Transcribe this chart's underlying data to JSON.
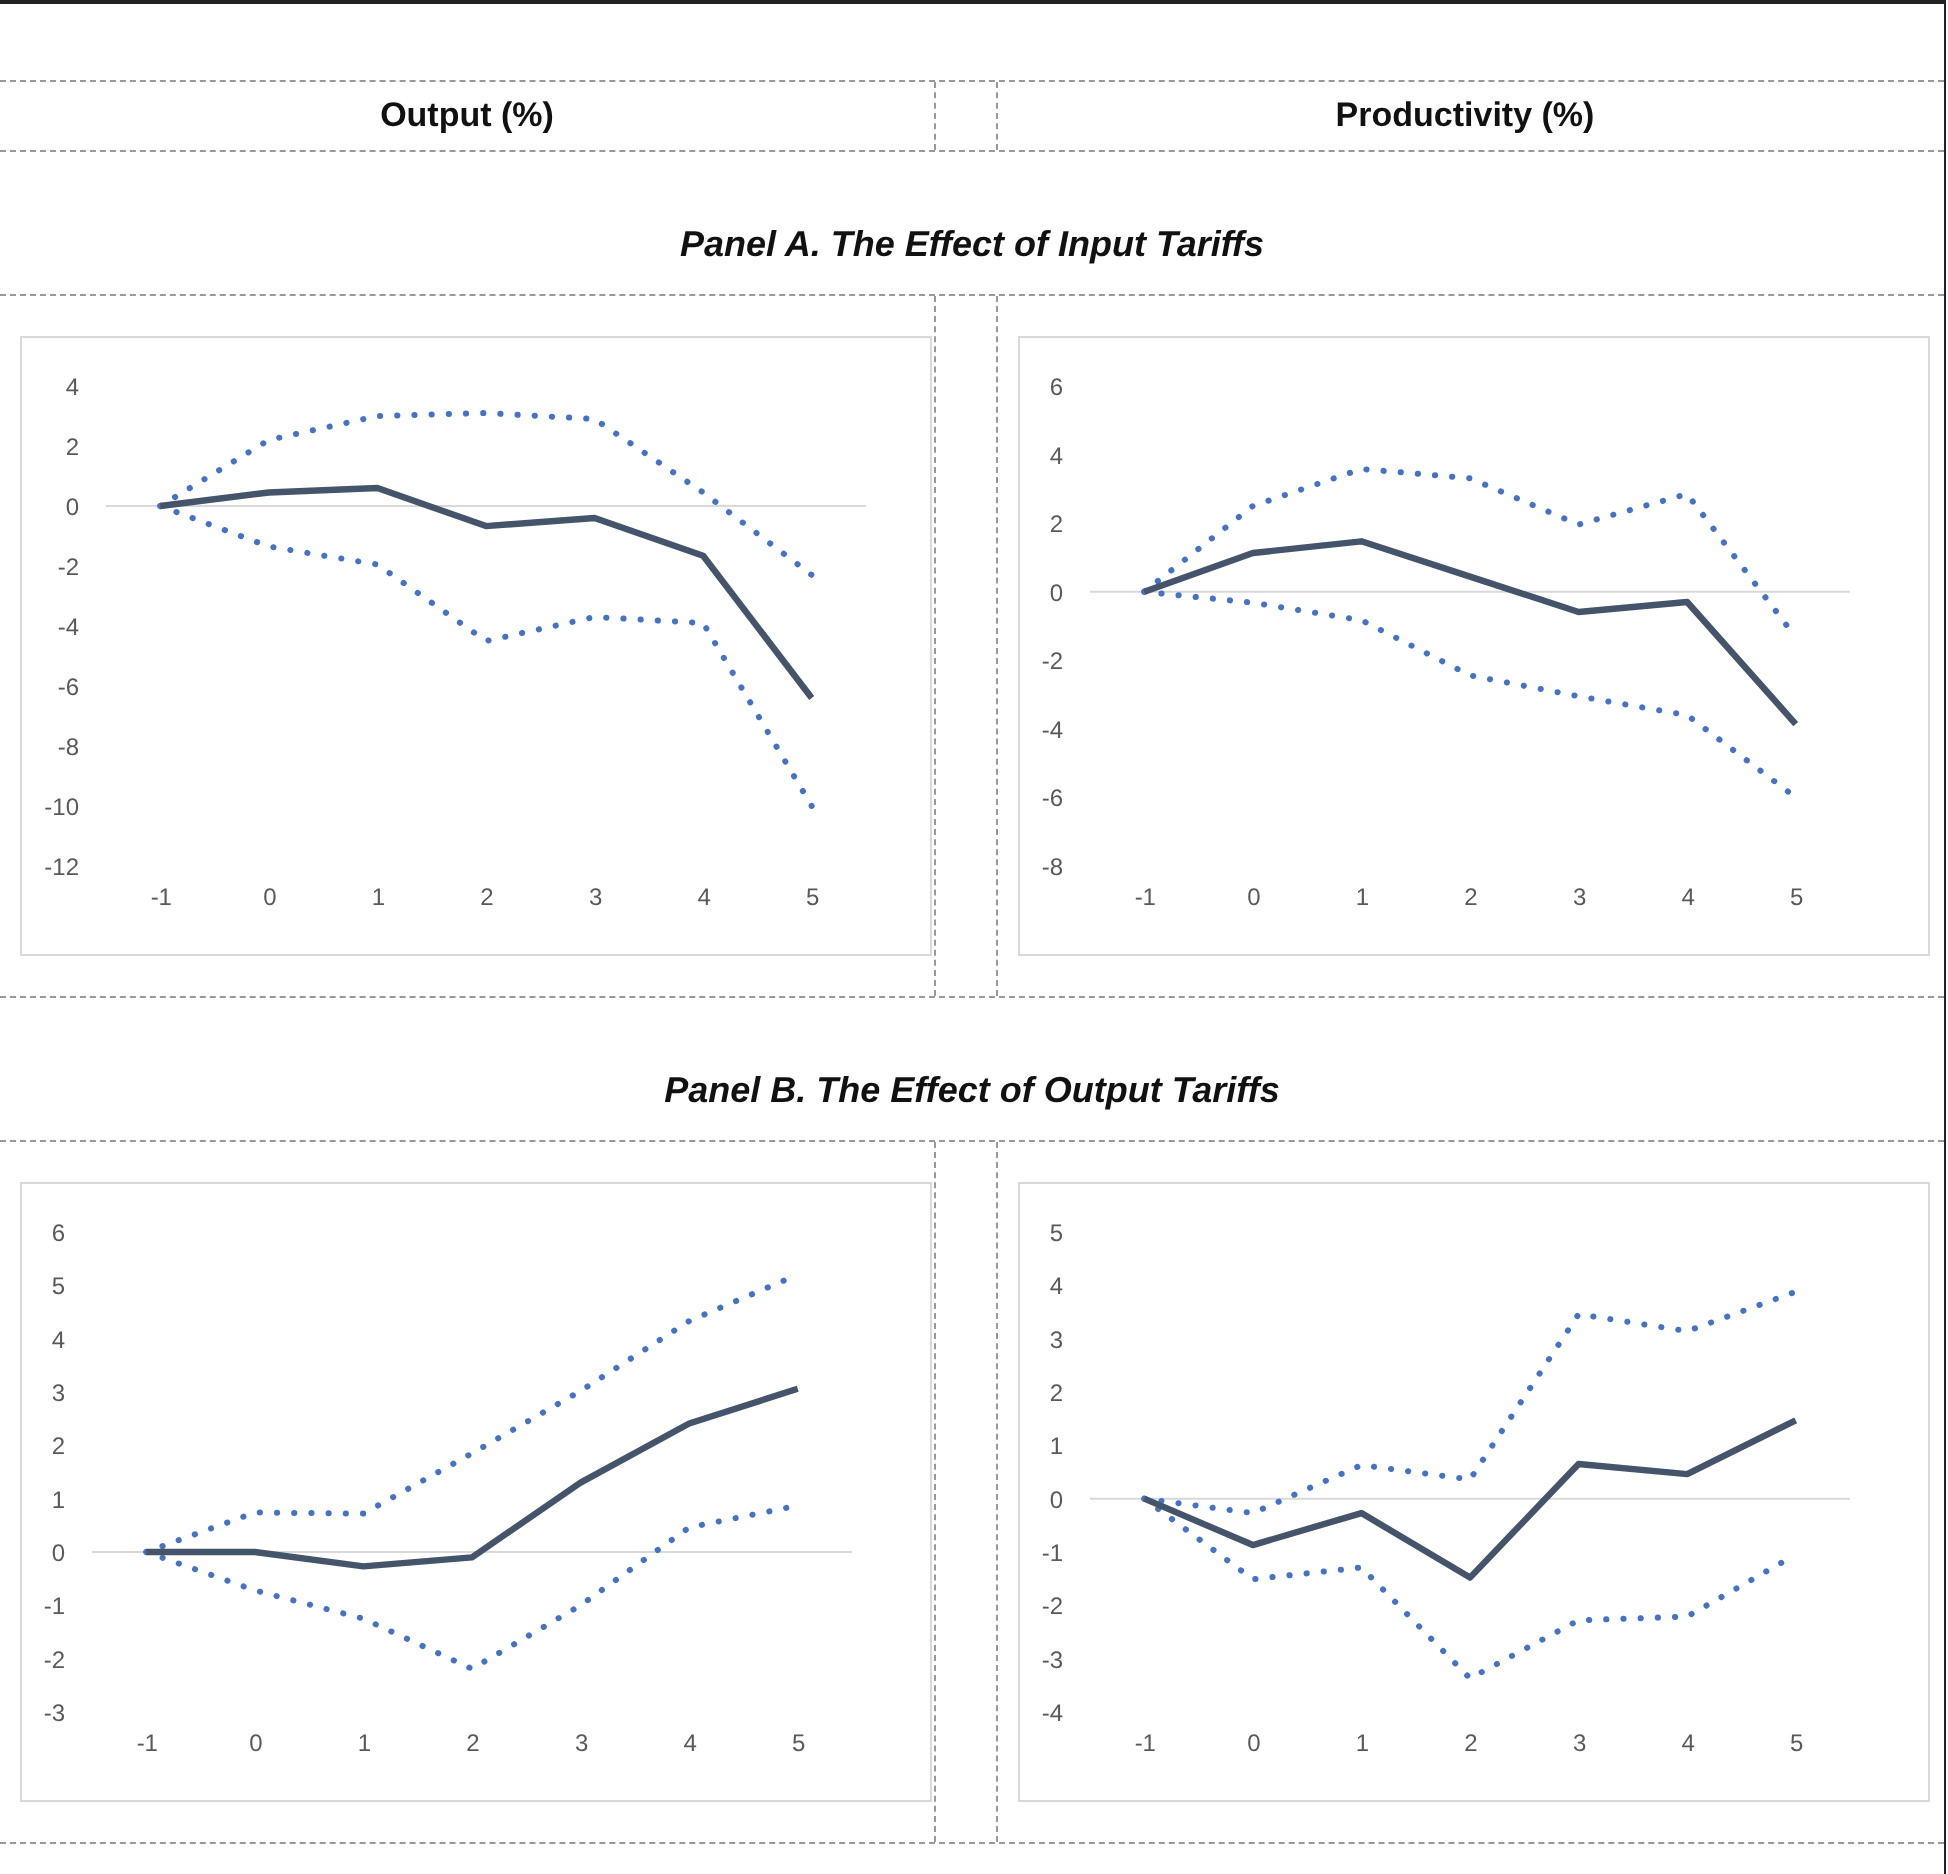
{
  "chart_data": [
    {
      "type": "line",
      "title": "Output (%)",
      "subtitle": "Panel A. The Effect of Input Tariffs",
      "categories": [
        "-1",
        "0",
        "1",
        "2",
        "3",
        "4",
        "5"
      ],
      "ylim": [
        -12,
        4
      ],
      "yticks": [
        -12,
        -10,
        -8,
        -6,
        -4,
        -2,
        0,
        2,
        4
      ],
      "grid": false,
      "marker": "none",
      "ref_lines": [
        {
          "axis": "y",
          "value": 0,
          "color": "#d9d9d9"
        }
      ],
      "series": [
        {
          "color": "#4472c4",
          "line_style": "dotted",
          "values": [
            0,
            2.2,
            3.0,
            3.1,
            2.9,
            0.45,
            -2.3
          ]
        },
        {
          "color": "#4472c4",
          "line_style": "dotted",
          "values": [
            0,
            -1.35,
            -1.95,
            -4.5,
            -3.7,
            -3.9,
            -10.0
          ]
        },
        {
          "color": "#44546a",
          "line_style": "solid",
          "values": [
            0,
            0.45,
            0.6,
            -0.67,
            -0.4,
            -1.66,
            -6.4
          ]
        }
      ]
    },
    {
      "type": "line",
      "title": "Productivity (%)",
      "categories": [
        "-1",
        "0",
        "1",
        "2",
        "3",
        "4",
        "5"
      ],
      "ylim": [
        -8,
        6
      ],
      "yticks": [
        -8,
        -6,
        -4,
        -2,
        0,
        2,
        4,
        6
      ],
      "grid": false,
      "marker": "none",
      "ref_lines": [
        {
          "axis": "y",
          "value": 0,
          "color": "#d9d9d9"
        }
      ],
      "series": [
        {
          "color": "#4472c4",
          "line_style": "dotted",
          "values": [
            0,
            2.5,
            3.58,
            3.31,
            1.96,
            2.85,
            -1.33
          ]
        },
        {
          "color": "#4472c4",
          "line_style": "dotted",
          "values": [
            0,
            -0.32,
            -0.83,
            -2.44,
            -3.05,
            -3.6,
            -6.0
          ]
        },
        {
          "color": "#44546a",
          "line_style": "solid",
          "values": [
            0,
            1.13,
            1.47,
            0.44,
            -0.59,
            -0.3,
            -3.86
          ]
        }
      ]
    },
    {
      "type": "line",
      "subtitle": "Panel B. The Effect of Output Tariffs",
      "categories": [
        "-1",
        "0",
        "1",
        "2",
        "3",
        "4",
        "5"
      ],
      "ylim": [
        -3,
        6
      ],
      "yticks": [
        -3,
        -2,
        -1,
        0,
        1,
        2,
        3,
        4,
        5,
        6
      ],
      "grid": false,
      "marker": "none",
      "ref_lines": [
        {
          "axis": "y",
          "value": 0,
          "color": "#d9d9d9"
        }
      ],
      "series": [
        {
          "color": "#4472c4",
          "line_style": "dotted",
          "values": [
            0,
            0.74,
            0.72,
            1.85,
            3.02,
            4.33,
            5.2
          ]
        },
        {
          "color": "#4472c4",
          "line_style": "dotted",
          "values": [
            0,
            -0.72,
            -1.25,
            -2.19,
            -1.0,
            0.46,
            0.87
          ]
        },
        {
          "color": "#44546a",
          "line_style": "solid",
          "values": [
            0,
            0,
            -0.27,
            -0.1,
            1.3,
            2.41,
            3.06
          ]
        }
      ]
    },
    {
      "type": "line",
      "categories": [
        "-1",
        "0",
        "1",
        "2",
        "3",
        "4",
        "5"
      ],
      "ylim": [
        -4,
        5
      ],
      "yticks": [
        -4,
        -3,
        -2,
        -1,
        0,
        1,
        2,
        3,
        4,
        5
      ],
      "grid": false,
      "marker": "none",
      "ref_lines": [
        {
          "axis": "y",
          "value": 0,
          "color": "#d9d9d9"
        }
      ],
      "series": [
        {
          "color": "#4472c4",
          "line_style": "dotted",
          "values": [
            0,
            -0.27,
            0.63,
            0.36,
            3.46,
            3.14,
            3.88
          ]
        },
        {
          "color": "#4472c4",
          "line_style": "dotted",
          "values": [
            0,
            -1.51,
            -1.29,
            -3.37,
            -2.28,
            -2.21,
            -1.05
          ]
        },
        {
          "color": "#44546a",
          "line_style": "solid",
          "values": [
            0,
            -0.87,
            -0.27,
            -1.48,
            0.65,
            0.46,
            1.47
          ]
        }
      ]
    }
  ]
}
####
◆ Given task ◆
Give the number of lines that hold the word "Effect" in these records, with nothing added.

◆ Final answer ◆
2